What to work on:
- a) Translate this sentence from the economic commentary into Spanish: "Shortly the banks will become integrated with the Fed, and be known as the government banks, or Govbanks, for short."
- b) According to the economic commentary, which Fidelity Investments mutual fund is shown topping out?
- c) Please reproduce the economic commentary starting with "otherwise good stuff" and going on through "blank]'s central planning.", with "phoney" changed to "bogus".
___ Source extract ___

    A tectonic geopolitical and economic shift is at hand, as the global economic paradigm of Liberalism is at a pivot point and is about to enter Authoritarianism, as the world central banks monetary policies of debt monetization and ZIRP, have crossed the rubicon of sound monetary policy, resulting in the exhaustion of monetary expansion. The Apostle Paul writes that it is Jesus Christ who is at the helm of the Economy of God, Ephesians 1:10. He has been expanding credit globally through the Fed’s QE 1 through 4, the ECB’s OMT, and the BoJ Unlimited Easing; but the world is passing through Peak Credit on Eurozone sovereign and banking insolvency, as is seen in European Stocks, VGK, and the European Financial Institutions, EUFN, trading lower, which have turned World Banks, IXG, and the Asset Managers, BLK, WDR, EV, STT, WETF, AMG, seen in this Finviz Screener, and the Credit Service Companies, such as V, MA, DFS, AXP seen in this Finviz Screener, topping out in value.

    Inflationism is turning to destructionism as the dynamos of global growth and corporate profitability, that have underwritten crony capitalism and eurozone socialism wind down; and the dynamos of regional security, stability, and sustainability, wind up, establishing regionalism The world is passing from being a credit and carry trade banker centric world to a diktat and regional governance centric nannycrat world.

    The world stands at Peak Toxic Credit, as is seen in the chart of Fidelity Investments Mutual Fund FAGIX, topping out. This mutual fund contains the most distressed of investments, which were taken in under QE 1 and exchanged for “money good” US Treasuries, which were returned to the Fed and are now classified as Excess Reserves. The banks really do own the US Treasuries residing at the Fed, but will not, repeat not be selling them at any time. And indeed for a while as stocks, VT, trade lower, these will be increasing in value before they too fall dramatically lower in value. Shortly the banks will become integrated with the Fed, and be known as the government banks, or Govbanks, for short. The Too Big To Fail Banks, RWW, will be seen and will exist as Big Enough To Help Govern. The same will be true in the Eurozone, the European Financials, EUFN, will be unified into a One Euro Government, as leaders meet in summits to waive national sovereignty and pool sovereignty regionally, and announce regional framework agreements which establish EU regional governance.

    In summary, the S&P 500, $SPX, SPY stands at an Elliott Wave 5 High; the Business Cycle has been completed; and the world is entering Kondratieff Winter, which will see all existing political and economic life destroyed.

  4. I noticed 3 no-nos:

    1. says Glass-Steagall necessary
    2. says ww2 got us out of depression
    3. says taxes should be raised

    otherwise good stuff

    1. 4. says the DOW is at an all-time high -- it's not even close when measured in constant dollars (even when using the government's phoney CPI index to adjust dollar values)

    2. 4. says the DOW is at an all-time high -- it's not even close when measured in constant dollars (even when using the phoney BLS CPI indext to adjust dollar values)

  5. Sadly, his recommendations are for more central planning - somehow his central planning is better than [fill in the blank]'s central planning.

    Is there something so wrong about free markets that, even when someone sees the catastrophe of government intervention as clearly as Stockman does (and he is great at this), they cannot be recommended?

  6. Blackstone's and Carlyle Group's of the world love central planning. Stockman was an early Blackstone partner before leaving to form Heartland Industrial Partners.
___ Information shown ___
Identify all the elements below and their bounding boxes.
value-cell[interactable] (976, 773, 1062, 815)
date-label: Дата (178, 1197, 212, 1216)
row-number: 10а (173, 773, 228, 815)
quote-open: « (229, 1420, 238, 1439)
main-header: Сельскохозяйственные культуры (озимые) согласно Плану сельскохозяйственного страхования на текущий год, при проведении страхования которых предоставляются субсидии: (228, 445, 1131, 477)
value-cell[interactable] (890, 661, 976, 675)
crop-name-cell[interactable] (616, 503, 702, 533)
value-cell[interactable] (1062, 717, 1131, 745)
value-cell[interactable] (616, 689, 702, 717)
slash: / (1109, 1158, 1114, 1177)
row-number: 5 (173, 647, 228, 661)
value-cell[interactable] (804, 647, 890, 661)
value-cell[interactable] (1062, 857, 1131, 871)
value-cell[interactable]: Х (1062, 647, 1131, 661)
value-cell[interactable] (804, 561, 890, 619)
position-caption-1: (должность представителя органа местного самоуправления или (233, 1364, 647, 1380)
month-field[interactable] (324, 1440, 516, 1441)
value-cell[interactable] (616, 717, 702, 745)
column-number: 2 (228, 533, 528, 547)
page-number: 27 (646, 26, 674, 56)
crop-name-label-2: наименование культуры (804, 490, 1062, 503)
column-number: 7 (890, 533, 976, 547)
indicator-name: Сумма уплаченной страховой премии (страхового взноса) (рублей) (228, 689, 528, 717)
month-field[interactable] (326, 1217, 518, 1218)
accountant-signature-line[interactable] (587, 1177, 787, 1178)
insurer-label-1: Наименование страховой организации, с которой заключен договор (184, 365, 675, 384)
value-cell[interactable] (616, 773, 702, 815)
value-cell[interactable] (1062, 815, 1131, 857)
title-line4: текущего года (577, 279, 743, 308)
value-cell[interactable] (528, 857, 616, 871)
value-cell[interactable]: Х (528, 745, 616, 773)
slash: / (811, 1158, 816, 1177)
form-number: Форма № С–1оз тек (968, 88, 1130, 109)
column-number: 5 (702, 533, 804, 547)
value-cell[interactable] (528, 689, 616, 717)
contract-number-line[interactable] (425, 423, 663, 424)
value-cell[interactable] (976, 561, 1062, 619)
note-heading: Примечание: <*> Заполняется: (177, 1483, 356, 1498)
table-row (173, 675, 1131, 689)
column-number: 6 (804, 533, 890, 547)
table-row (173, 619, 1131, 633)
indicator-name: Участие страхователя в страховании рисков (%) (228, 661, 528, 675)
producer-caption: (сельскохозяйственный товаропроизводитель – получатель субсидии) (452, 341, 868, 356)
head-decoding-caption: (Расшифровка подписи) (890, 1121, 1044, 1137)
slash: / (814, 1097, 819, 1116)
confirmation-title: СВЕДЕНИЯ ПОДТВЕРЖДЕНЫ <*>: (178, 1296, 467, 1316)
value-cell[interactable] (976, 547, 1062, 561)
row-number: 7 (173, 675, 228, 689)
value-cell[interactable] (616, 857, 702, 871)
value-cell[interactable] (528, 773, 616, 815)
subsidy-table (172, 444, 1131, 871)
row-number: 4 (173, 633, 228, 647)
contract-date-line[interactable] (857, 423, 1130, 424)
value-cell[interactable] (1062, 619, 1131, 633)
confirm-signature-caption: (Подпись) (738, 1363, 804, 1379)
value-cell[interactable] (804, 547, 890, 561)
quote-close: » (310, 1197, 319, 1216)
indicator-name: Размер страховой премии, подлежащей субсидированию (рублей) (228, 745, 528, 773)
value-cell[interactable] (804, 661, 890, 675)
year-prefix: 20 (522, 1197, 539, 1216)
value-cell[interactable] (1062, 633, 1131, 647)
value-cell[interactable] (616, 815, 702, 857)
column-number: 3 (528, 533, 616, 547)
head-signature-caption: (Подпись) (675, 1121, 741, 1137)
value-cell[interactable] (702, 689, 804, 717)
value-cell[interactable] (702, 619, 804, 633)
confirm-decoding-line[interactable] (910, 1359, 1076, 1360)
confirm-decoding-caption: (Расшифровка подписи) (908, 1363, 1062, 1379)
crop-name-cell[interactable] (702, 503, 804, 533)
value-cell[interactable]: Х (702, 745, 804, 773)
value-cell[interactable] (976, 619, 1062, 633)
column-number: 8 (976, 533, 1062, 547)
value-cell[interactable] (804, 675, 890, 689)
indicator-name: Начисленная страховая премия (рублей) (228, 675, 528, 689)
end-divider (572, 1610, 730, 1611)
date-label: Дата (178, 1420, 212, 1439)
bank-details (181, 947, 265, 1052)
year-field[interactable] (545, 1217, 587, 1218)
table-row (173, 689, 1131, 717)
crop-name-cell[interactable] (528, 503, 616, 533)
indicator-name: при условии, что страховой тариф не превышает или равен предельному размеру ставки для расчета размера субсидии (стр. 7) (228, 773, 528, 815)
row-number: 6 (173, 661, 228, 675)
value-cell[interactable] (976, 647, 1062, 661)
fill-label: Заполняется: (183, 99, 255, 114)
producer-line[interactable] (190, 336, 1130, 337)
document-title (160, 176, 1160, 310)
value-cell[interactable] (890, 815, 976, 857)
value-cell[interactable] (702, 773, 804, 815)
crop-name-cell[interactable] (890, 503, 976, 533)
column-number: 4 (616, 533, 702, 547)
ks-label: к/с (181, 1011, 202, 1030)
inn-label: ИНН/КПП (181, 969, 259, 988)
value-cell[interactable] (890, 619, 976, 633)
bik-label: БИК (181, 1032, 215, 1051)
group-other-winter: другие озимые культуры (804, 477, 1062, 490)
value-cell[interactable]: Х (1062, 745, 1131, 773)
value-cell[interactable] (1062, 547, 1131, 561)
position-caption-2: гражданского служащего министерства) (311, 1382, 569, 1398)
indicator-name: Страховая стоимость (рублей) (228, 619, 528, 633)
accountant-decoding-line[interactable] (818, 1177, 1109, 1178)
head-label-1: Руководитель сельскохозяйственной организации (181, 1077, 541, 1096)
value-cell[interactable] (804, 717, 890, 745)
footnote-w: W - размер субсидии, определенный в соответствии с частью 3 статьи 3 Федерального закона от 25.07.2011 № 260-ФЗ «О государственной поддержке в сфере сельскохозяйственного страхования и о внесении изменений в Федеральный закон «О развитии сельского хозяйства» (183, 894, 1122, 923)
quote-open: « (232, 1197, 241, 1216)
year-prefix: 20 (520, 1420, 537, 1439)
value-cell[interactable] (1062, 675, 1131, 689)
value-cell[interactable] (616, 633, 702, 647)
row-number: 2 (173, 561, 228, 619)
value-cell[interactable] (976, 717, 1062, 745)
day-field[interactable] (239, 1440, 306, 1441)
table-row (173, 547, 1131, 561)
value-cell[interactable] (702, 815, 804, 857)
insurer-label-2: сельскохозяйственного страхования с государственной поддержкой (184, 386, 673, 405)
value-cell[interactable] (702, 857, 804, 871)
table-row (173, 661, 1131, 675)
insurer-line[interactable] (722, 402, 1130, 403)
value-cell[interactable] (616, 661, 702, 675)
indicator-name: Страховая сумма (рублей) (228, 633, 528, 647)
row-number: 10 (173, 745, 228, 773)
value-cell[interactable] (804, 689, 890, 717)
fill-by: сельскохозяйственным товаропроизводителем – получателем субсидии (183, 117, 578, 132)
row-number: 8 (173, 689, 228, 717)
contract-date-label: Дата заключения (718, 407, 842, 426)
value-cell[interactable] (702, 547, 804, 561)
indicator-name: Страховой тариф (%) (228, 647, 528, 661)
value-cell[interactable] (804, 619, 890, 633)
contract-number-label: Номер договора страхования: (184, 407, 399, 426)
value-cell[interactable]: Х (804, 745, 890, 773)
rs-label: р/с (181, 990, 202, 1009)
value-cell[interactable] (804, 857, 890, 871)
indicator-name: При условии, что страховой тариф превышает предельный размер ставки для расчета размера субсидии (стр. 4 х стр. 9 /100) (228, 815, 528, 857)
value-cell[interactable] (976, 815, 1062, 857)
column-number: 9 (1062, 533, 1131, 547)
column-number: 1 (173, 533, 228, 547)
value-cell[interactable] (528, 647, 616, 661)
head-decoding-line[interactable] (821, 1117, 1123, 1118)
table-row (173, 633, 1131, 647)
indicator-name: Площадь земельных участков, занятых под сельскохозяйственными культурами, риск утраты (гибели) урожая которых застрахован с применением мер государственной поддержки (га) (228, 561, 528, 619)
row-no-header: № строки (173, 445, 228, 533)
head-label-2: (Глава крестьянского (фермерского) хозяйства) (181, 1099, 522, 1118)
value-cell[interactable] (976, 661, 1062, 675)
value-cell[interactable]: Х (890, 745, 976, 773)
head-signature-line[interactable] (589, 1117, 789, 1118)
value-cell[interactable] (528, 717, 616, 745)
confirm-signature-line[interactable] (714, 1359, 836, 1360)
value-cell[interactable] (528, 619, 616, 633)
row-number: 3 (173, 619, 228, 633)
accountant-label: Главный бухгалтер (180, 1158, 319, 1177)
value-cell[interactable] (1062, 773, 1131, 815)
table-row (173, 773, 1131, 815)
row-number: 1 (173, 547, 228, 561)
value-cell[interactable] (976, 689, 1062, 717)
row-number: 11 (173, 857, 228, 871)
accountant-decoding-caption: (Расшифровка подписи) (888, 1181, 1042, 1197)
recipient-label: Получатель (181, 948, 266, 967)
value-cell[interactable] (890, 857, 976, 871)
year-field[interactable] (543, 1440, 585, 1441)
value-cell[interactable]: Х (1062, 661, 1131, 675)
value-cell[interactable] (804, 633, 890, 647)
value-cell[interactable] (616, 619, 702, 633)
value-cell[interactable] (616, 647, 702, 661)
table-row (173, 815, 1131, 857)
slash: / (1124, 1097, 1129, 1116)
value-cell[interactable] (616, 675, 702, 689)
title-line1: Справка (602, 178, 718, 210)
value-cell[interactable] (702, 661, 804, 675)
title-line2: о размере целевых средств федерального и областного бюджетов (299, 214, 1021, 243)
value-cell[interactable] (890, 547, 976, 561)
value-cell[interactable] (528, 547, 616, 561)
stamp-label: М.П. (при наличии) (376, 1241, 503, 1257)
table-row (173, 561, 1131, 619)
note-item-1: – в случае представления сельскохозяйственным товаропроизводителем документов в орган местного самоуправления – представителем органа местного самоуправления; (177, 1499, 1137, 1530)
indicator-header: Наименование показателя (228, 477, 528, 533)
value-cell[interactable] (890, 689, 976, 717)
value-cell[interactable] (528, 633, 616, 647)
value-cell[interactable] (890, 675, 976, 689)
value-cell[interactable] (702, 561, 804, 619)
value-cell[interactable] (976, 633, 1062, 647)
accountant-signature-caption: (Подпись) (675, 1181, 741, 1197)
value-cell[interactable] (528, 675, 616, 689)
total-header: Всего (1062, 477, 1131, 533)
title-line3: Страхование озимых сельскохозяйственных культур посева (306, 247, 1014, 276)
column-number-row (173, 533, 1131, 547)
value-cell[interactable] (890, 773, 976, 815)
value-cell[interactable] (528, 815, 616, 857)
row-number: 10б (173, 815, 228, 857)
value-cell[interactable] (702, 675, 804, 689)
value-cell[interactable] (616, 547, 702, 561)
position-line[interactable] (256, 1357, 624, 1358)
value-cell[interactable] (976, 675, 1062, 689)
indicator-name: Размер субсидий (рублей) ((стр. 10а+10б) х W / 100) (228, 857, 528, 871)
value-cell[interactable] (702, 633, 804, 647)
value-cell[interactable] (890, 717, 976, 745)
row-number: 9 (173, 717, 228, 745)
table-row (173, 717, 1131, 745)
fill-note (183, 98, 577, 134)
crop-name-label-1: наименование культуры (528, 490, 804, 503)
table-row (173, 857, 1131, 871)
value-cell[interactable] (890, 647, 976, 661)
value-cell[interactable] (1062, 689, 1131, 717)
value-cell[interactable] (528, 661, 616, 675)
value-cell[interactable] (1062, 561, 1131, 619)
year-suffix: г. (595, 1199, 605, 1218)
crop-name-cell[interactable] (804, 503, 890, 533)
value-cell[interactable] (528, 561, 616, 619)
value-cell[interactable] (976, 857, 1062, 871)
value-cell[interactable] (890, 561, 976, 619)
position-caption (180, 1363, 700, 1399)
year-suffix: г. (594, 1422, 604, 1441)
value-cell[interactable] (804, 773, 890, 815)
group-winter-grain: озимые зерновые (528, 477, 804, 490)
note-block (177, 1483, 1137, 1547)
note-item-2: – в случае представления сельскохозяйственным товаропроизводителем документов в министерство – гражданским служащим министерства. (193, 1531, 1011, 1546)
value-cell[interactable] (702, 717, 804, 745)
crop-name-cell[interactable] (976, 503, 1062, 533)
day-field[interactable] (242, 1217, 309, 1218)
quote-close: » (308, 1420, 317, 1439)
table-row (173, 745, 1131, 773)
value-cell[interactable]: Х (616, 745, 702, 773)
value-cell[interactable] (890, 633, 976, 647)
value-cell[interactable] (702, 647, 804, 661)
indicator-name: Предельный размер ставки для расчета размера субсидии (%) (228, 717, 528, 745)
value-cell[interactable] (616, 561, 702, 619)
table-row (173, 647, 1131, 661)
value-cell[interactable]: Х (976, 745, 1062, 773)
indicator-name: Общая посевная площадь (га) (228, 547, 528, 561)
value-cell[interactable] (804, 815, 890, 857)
___
Answers to the problems:
- a) En breve, los bancos se integrarán con la Fed y se conocerán como los bancos del gobierno, o Govbanks, para abreviar.

- b) FAGIX

- c)
otherwise good stuff

    1. 4. says the DOW is at an all-time high -- it's not even close when measured in constant dollars (even when using the government's bogus CPI index to adjust dollar values)

    2. 4. says the DOW is at an all-time high -- it's not even close when measured in constant dollars (even when using the bogus BLS CPI indext to adjust dollar values)

  5. Sadly, his recommendations are for more central planning - somehow his central planning is better than [fill in the blank]'s central planning.